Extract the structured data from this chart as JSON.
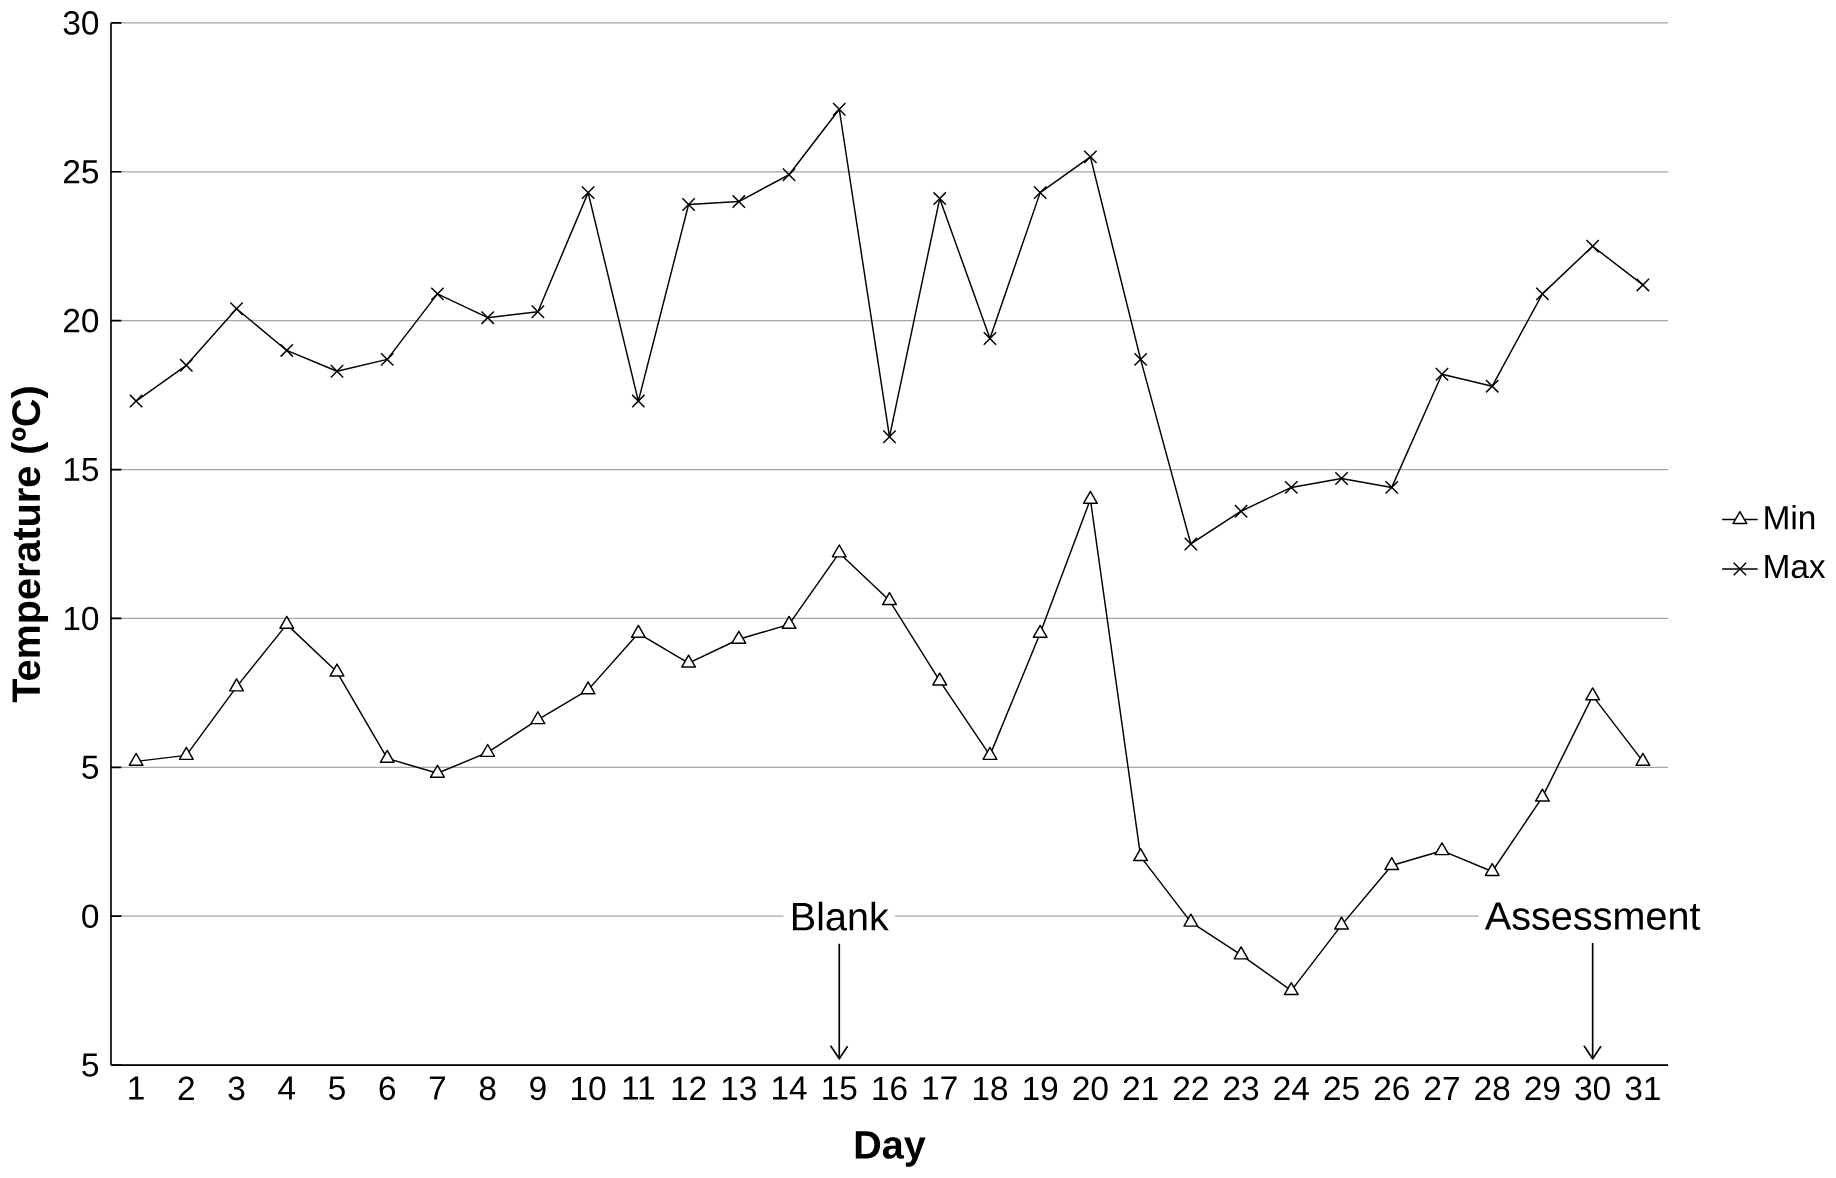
{
  "chart_data": {
    "type": "line",
    "xlabel": "Day",
    "ylabel": "Temperature (ºC)",
    "x": [
      1,
      2,
      3,
      4,
      5,
      6,
      7,
      8,
      9,
      10,
      11,
      12,
      13,
      14,
      15,
      16,
      17,
      18,
      19,
      20,
      21,
      22,
      23,
      24,
      25,
      26,
      27,
      28,
      29,
      30,
      31
    ],
    "series": [
      {
        "name": "Min",
        "color": "#000000",
        "marker": "triangle",
        "values": [
          5.2,
          5.4,
          7.7,
          9.8,
          8.2,
          5.3,
          4.8,
          5.5,
          6.6,
          7.6,
          9.5,
          8.5,
          9.3,
          9.8,
          12.2,
          10.6,
          7.9,
          5.4,
          9.5,
          14.0,
          2.0,
          -0.2,
          -1.3,
          -2.5,
          -0.3,
          1.7,
          2.2,
          1.5,
          4.0,
          7.4,
          5.2
        ]
      },
      {
        "name": "Max",
        "color": "#000000",
        "marker": "cross",
        "values": [
          17.3,
          18.5,
          20.4,
          19.0,
          18.3,
          18.7,
          20.9,
          20.1,
          20.3,
          24.3,
          17.3,
          23.9,
          24.0,
          24.9,
          27.1,
          16.1,
          24.1,
          19.4,
          24.3,
          25.5,
          18.7,
          12.5,
          13.6,
          14.4,
          14.7,
          14.4,
          18.2,
          17.8,
          20.9,
          22.5,
          21.2
        ]
      }
    ],
    "xlim": [
      0.5,
      31.5
    ],
    "xticks": [
      1,
      2,
      3,
      4,
      5,
      6,
      7,
      8,
      9,
      10,
      11,
      12,
      13,
      14,
      15,
      16,
      17,
      18,
      19,
      20,
      21,
      22,
      23,
      24,
      25,
      26,
      27,
      28,
      29,
      30,
      31
    ],
    "ylim": [
      -5,
      30
    ],
    "yticks": [
      {
        "value": -5,
        "label": "5"
      },
      0,
      5,
      10,
      15,
      20,
      25,
      30
    ],
    "grid": "y",
    "legend": "right",
    "line_style": "solid",
    "ref_lines": [
      {
        "axis": "x",
        "value": 15,
        "label": "Blank"
      },
      {
        "axis": "x",
        "value": 30,
        "label": "Assessment"
      }
    ]
  }
}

___

> **Instructions to follow**
Go through the entries above and output them exactly, without pictures.

> **Full solution**
Extract the structured data from this chart as JSON.
{
  "chart_data": {
    "type": "line",
    "xlabel": "Day",
    "ylabel": "Temperature (ºC)",
    "x": [
      1,
      2,
      3,
      4,
      5,
      6,
      7,
      8,
      9,
      10,
      11,
      12,
      13,
      14,
      15,
      16,
      17,
      18,
      19,
      20,
      21,
      22,
      23,
      24,
      25,
      26,
      27,
      28,
      29,
      30,
      31
    ],
    "series": [
      {
        "name": "Min",
        "color": "#000000",
        "marker": "triangle",
        "values": [
          5.2,
          5.4,
          7.7,
          9.8,
          8.2,
          5.3,
          4.8,
          5.5,
          6.6,
          7.6,
          9.5,
          8.5,
          9.3,
          9.8,
          12.2,
          10.6,
          7.9,
          5.4,
          9.5,
          14.0,
          2.0,
          -0.2,
          -1.3,
          -2.5,
          -0.3,
          1.7,
          2.2,
          1.5,
          4.0,
          7.4,
          5.2
        ]
      },
      {
        "name": "Max",
        "color": "#000000",
        "marker": "cross",
        "values": [
          17.3,
          18.5,
          20.4,
          19.0,
          18.3,
          18.7,
          20.9,
          20.1,
          20.3,
          24.3,
          17.3,
          23.9,
          24.0,
          24.9,
          27.1,
          16.1,
          24.1,
          19.4,
          24.3,
          25.5,
          18.7,
          12.5,
          13.6,
          14.4,
          14.7,
          14.4,
          18.2,
          17.8,
          20.9,
          22.5,
          21.2
        ]
      }
    ],
    "xlim": [
      0.5,
      31.5
    ],
    "xticks": [
      1,
      2,
      3,
      4,
      5,
      6,
      7,
      8,
      9,
      10,
      11,
      12,
      13,
      14,
      15,
      16,
      17,
      18,
      19,
      20,
      21,
      22,
      23,
      24,
      25,
      26,
      27,
      28,
      29,
      30,
      31
    ],
    "ylim": [
      -5,
      30
    ],
    "yticks": [
      {
        "value": -5,
        "label": "5"
      },
      0,
      5,
      10,
      15,
      20,
      25,
      30
    ],
    "grid": "y",
    "legend": "right",
    "line_style": "solid",
    "ref_lines": [
      {
        "axis": "x",
        "value": 15,
        "label": "Blank"
      },
      {
        "axis": "x",
        "value": 30,
        "label": "Assessment"
      }
    ]
  }
}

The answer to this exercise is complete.